Exercise brief -
Filter the records below for the word "ORFs". Copy each line that holds it.

Given entries -

————

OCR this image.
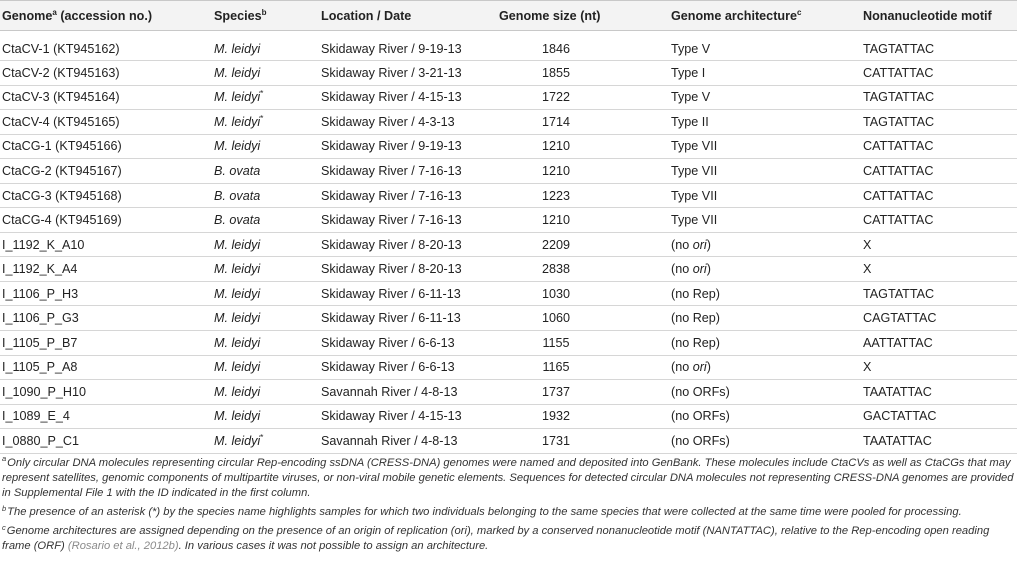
Genome$^a$ (accession no.)	Species$^b$	Location / Date	Genome size (nt)	Genome architecture$^c$	Nonanucleotide motif
CtaCV-1 (KT945162)	M. leidyi	Skidaway River / 9-19-13	1846	Type V	TAGTATTAC
CtaCV-2 (KT945163)	M. leidyi	Skidaway River / 3-21-13	1855	Type I	CATTATTAC
CtaCV-3 (KT945164)	M. leidyi*	Skidaway River / 4-15-13	1722	Type V	TAGTATTAC
CtaCV-4 (KT945165)	M. leidyi*	Skidaway River / 4-3-13	1714	Type II	TAGTATTAC
CtaCG-1 (KT945166)	M. leidyi	Skidaway River / 9-19-13	1210	Type VII	CATTATTAC
CtaCG-2 (KT945167)	B. ovata	Skidaway River / 7-16-13	1210	Type VII	CATTATTAC
CtaCG-3 (KT945168)	B. ovata	Skidaway River / 7-16-13	1223	Type VII	CATTATTAC
CtaCG-4 (KT945169)	B. ovata	Skidaway River / 7-16-13	1210	Type VII	CATTATTAC
I_1192_K_A10	M. leidyi	Skidaway River / 8-20-13	2209	(no ori)	X
I_1192_K_A4	M. leidyi	Skidaway River / 8-20-13	2838	(no ori)	X
I_1106_P_H3	M. leidyi	Skidaway River / 6-11-13	1030	(no Rep)	TAGTATTAC
I_1106_P_G3	M. leidyi	Skidaway River / 6-11-13	1060	(no Rep)	CAGTATTAC
I_1105_P_B7	M. leidyi	Skidaway River / 6-6-13	1155	(no Rep)	AATTATTAC
I_1105_P_A8	M. leidyi	Skidaway River / 6-6-13	1165	(no ori)	X
I_1090_P_H10	M. leidyi	Savannah River / 4-8-13	1737	(no ORFs)	TAATATTAC
I_1089_E_4	M. leidyi	Skidaway River / 4-15-13	1932	(no ORFs)	GACTATTAC
I_0880_P_C1	M. leidyi*	Savannah River / 4-8-13	1731	(no ORFs)	TAATATTAC

$^a$Only circular DNA molecules representing circular Rep-encoding ssDNA (CRESS-DNA) genomes were named and deposited into GenBank. These molecules include CtaCVs as well as CtaCGs that may represent satellites, genomic components of multipartite viruses, or non-viral mobile genetic elements. Sequences for detected circular DNA molecules not representing CRESS-DNA genomes are provided in Supplemental File 1 with the ID indicated in the first column.

$^b$The presence of an asterisk (*) by the species name highlights samples for which two individuals belonging to the same species that were collected at the same time were pooled for processing.

$^c$Genome architectures are assigned depending on the presence of an origin of replication (ori), marked by a conserved nonanucleotide motif (NANTATTAC), relative to the Rep-encoding open reading frame (ORF) (Rosario et al., 2012b). In various cases it was not possible to assign an architecture.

————

Answer space -
I_1090_P_H10	M. leidyi	Savannah River / 4-8-13	1737	(no ORFs)	TAATATTAC
I_1089_E_4	M. leidyi	Skidaway River / 4-15-13	1932	(no ORFs)	GACTATTAC
I_0880_P_C1	M. leidyi*	Savannah River / 4-8-13	1731	(no ORFs)	TAATATTAC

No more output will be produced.